* **Exercise objective**
Reproduce the line that holds "Transcribe the text in this document." together with all the lines after it up to the end of the entries.
___ Extracted material ___
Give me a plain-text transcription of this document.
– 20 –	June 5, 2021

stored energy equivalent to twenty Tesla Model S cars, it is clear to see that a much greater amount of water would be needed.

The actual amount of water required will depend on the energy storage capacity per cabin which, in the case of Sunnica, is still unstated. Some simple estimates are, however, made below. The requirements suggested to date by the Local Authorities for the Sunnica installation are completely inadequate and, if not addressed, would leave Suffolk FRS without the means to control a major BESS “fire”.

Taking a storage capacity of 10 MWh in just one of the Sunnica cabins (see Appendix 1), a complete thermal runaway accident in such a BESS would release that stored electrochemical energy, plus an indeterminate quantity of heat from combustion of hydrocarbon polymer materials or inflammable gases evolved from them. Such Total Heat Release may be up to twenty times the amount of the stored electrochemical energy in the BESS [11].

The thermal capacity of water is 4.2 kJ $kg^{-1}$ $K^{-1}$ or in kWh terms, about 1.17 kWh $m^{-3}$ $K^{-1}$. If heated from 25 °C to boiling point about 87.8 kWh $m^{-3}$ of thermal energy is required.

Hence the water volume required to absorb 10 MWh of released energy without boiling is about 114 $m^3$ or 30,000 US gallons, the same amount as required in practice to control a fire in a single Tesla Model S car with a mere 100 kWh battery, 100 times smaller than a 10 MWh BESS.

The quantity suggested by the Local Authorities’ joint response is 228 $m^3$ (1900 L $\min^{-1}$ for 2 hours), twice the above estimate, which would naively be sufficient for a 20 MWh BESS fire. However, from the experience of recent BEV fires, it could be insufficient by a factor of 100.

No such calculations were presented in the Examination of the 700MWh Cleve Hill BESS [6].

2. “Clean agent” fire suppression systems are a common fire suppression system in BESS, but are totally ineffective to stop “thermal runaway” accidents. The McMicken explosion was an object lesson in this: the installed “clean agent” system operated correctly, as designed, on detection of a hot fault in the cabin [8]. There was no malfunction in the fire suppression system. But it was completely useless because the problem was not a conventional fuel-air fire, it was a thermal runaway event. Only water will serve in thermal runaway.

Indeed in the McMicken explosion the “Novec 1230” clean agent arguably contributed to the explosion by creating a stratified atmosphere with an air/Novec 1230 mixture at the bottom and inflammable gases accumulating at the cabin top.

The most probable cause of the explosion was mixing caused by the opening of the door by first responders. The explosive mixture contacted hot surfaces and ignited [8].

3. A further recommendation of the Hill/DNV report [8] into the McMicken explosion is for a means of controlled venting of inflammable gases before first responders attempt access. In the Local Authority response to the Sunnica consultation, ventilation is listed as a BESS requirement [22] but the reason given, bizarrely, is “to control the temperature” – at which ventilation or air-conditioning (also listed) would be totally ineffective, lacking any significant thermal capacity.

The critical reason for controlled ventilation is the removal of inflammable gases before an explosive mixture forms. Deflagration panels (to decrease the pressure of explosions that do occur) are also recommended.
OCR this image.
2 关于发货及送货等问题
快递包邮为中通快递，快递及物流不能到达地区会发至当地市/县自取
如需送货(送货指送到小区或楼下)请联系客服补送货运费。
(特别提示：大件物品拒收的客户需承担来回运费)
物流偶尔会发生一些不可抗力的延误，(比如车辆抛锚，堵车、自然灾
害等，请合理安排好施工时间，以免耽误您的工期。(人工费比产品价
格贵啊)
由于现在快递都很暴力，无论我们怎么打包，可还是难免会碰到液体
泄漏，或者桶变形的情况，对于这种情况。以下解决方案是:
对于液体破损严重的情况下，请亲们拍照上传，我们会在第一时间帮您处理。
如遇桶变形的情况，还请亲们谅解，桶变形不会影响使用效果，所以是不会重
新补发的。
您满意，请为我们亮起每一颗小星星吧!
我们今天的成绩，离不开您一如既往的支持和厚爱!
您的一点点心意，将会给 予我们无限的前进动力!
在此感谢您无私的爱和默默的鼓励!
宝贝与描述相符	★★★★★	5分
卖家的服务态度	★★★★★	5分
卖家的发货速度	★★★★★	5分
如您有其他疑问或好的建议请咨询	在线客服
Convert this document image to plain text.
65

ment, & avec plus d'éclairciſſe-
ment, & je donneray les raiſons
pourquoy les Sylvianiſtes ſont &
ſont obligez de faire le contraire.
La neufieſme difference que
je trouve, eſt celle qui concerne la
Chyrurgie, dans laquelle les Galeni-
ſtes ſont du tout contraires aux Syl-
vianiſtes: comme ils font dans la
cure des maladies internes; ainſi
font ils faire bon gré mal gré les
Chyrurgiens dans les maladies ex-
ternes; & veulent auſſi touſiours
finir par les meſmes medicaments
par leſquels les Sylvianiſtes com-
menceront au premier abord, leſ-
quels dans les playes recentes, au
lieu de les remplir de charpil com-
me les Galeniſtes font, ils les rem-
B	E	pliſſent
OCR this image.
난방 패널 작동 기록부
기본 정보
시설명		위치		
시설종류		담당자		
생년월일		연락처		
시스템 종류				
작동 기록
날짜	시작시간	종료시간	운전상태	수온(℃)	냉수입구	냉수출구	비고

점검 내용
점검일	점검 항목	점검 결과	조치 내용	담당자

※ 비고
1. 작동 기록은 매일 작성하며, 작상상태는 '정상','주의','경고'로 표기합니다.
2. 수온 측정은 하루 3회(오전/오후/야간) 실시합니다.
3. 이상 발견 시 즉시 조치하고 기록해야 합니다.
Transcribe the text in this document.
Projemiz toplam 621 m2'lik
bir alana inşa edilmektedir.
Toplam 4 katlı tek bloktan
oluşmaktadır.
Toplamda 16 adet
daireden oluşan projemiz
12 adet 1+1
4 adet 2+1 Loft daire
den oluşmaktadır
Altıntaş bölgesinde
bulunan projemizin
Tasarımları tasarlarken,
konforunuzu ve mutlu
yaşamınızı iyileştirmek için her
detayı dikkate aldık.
___
* **Result of this exercise**
Transcribe the text in this document.
Projemiz toplam 621 m2'lik
bir alana inşa edilmektedir.
Toplam 4 katlı tek bloktan
oluşmaktadır.
Toplamda 16 adet
daireden oluşan projemiz
12 adet 1+1
4 adet 2+1 Loft daire
den oluşmaktadır
Altıntaş bölgesinde
bulunan projemizin
Tasarımları tasarlarken,
konforunuzu ve mutlu
yaşamınızı iyileştirmek için her
detayı dikkate aldık.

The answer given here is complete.